_What needs to be done_
Extract the complete data exactly as given.

--- start of Data to use ---

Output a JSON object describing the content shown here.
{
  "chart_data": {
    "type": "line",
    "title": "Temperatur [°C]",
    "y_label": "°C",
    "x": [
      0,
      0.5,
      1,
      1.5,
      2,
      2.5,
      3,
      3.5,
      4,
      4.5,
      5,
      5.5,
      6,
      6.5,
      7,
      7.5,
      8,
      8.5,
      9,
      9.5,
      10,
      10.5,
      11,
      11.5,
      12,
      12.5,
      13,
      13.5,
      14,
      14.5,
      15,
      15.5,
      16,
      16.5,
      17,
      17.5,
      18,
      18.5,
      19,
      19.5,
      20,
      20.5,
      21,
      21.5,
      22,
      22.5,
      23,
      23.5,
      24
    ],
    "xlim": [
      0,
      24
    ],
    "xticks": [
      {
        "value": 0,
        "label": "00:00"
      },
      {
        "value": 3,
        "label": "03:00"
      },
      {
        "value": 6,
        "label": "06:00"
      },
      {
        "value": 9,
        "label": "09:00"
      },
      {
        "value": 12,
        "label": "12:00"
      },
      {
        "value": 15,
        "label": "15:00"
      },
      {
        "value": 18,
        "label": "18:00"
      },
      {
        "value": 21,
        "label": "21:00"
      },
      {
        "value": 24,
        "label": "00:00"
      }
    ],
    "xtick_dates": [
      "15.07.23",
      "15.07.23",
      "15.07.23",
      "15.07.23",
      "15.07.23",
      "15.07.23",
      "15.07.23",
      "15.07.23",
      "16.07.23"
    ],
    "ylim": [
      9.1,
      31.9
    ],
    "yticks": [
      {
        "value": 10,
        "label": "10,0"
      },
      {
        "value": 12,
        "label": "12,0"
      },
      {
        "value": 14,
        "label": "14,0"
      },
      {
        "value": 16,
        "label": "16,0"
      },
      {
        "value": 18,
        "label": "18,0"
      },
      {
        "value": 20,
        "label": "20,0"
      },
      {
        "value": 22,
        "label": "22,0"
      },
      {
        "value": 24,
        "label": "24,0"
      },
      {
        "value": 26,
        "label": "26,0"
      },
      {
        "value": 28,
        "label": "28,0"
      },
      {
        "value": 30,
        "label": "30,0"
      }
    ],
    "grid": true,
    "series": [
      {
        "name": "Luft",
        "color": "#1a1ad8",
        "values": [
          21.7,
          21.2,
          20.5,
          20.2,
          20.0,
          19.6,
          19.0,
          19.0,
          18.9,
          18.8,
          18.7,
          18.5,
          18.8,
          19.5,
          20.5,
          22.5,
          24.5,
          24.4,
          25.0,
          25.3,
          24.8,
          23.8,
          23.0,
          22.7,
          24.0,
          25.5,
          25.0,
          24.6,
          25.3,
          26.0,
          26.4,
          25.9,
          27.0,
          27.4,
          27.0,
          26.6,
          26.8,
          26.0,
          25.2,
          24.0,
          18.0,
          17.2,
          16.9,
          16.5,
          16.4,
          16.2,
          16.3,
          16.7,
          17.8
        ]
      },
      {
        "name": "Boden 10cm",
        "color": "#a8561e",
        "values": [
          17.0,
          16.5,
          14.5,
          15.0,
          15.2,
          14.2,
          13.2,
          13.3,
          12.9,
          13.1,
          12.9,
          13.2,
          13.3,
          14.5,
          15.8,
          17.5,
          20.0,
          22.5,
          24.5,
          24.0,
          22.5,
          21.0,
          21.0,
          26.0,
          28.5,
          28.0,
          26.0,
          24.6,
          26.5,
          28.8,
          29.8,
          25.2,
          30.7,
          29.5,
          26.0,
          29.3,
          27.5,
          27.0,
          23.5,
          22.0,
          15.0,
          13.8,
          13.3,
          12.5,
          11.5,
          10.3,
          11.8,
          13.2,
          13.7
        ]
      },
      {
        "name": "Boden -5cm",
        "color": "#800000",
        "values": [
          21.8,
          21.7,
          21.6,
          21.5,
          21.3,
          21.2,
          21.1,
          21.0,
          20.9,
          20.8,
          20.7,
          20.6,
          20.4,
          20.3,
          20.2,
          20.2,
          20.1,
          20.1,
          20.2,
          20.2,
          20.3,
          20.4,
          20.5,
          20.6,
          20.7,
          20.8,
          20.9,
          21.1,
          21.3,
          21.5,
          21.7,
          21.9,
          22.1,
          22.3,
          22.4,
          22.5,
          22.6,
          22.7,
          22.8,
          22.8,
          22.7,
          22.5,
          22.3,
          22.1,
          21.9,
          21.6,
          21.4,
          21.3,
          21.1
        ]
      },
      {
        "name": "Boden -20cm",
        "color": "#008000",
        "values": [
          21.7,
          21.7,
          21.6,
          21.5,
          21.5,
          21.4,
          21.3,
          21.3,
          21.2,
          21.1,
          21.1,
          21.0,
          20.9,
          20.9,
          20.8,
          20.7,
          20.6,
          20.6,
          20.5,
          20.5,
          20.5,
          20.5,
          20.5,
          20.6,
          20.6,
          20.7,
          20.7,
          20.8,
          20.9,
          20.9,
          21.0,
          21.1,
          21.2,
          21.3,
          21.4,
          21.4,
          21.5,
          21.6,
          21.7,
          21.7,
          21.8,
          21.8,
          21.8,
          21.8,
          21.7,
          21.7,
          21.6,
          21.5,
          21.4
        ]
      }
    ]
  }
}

--- end of Data to use ---

_Response to this exercise_
Output a JSON object describing the content shown here.
{
  "chart_data": {
    "type": "line",
    "title": "Temperatur [°C]",
    "y_label": "°C",
    "x": [
      0,
      0.5,
      1,
      1.5,
      2,
      2.5,
      3,
      3.5,
      4,
      4.5,
      5,
      5.5,
      6,
      6.5,
      7,
      7.5,
      8,
      8.5,
      9,
      9.5,
      10,
      10.5,
      11,
      11.5,
      12,
      12.5,
      13,
      13.5,
      14,
      14.5,
      15,
      15.5,
      16,
      16.5,
      17,
      17.5,
      18,
      18.5,
      19,
      19.5,
      20,
      20.5,
      21,
      21.5,
      22,
      22.5,
      23,
      23.5,
      24
    ],
    "xlim": [
      0,
      24
    ],
    "xticks": [
      {
        "value": 0,
        "label": "00:00"
      },
      {
        "value": 3,
        "label": "03:00"
      },
      {
        "value": 6,
        "label": "06:00"
      },
      {
        "value": 9,
        "label": "09:00"
      },
      {
        "value": 12,
        "label": "12:00"
      },
      {
        "value": 15,
        "label": "15:00"
      },
      {
        "value": 18,
        "label": "18:00"
      },
      {
        "value": 21,
        "label": "21:00"
      },
      {
        "value": 24,
        "label": "00:00"
      }
    ],
    "xtick_dates": [
      "15.07.23",
      "15.07.23",
      "15.07.23",
      "15.07.23",
      "15.07.23",
      "15.07.23",
      "15.07.23",
      "15.07.23",
      "16.07.23"
    ],
    "ylim": [
      9.1,
      31.9
    ],
    "yticks": [
      {
        "value": 10,
        "label": "10,0"
      },
      {
        "value": 12,
        "label": "12,0"
      },
      {
        "value": 14,
        "label": "14,0"
      },
      {
        "value": 16,
        "label": "16,0"
      },
      {
        "value": 18,
        "label": "18,0"
      },
      {
        "value": 20,
        "label": "20,0"
      },
      {
        "value": 22,
        "label": "22,0"
      },
      {
        "value": 24,
        "label": "24,0"
      },
      {
        "value": 26,
        "label": "26,0"
      },
      {
        "value": 28,
        "label": "28,0"
      },
      {
        "value": 30,
        "label": "30,0"
      }
    ],
    "grid": true,
    "series": [
      {
        "name": "Luft",
        "color": "#1a1ad8",
        "values": [
          21.7,
          21.2,
          20.5,
          20.2,
          20.0,
          19.6,
          19.0,
          19.0,
          18.9,
          18.8,
          18.7,
          18.5,
          18.8,
          19.5,
          20.5,
          22.5,
          24.5,
          24.4,
          25.0,
          25.3,
          24.8,
          23.8,
          23.0,
          22.7,
          24.0,
          25.5,
          25.0,
          24.6,
          25.3,
          26.0,
          26.4,
          25.9,
          27.0,
          27.4,
          27.0,
          26.6,
          26.8,
          26.0,
          25.2,
          24.0,
          18.0,
          17.2,
          16.9,
          16.5,
          16.4,
          16.2,
          16.3,
          16.7,
          17.8
        ]
      },
      {
        "name": "Boden 10cm",
        "color": "#a8561e",
        "values": [
          17.0,
          16.5,
          14.5,
          15.0,
          15.2,
          14.2,
          13.2,
          13.3,
          12.9,
          13.1,
          12.9,
          13.2,
          13.3,
          14.5,
          15.8,
          17.5,
          20.0,
          22.5,
          24.5,
          24.0,
          22.5,
          21.0,
          21.0,
          26.0,
          28.5,
          28.0,
          26.0,
          24.6,
          26.5,
          28.8,
          29.8,
          25.2,
          30.7,
          29.5,
          26.0,
          29.3,
          27.5,
          27.0,
          23.5,
          22.0,
          15.0,
          13.8,
          13.3,
          12.5,
          11.5,
          10.3,
          11.8,
          13.2,
          13.7
        ]
      },
      {
        "name": "Boden -5cm",
        "color": "#800000",
        "values": [
          21.8,
          21.7,
          21.6,
          21.5,
          21.3,
          21.2,
          21.1,
          21.0,
          20.9,
          20.8,
          20.7,
          20.6,
          20.4,
          20.3,
          20.2,
          20.2,
          20.1,
          20.1,
          20.2,
          20.2,
          20.3,
          20.4,
          20.5,
          20.6,
          20.7,
          20.8,
          20.9,
          21.1,
          21.3,
          21.5,
          21.7,
          21.9,
          22.1,
          22.3,
          22.4,
          22.5,
          22.6,
          22.7,
          22.8,
          22.8,
          22.7,
          22.5,
          22.3,
          22.1,
          21.9,
          21.6,
          21.4,
          21.3,
          21.1
        ]
      },
      {
        "name": "Boden -20cm",
        "color": "#008000",
        "values": [
          21.7,
          21.7,
          21.6,
          21.5,
          21.5,
          21.4,
          21.3,
          21.3,
          21.2,
          21.1,
          21.1,
          21.0,
          20.9,
          20.9,
          20.8,
          20.7,
          20.6,
          20.6,
          20.5,
          20.5,
          20.5,
          20.5,
          20.5,
          20.6,
          20.6,
          20.7,
          20.7,
          20.8,
          20.9,
          20.9,
          21.0,
          21.1,
          21.2,
          21.3,
          21.4,
          21.4,
          21.5,
          21.6,
          21.7,
          21.7,
          21.8,
          21.8,
          21.8,
          21.8,
          21.7,
          21.7,
          21.6,
          21.5,
          21.4
        ]
      }
    ]
  }
}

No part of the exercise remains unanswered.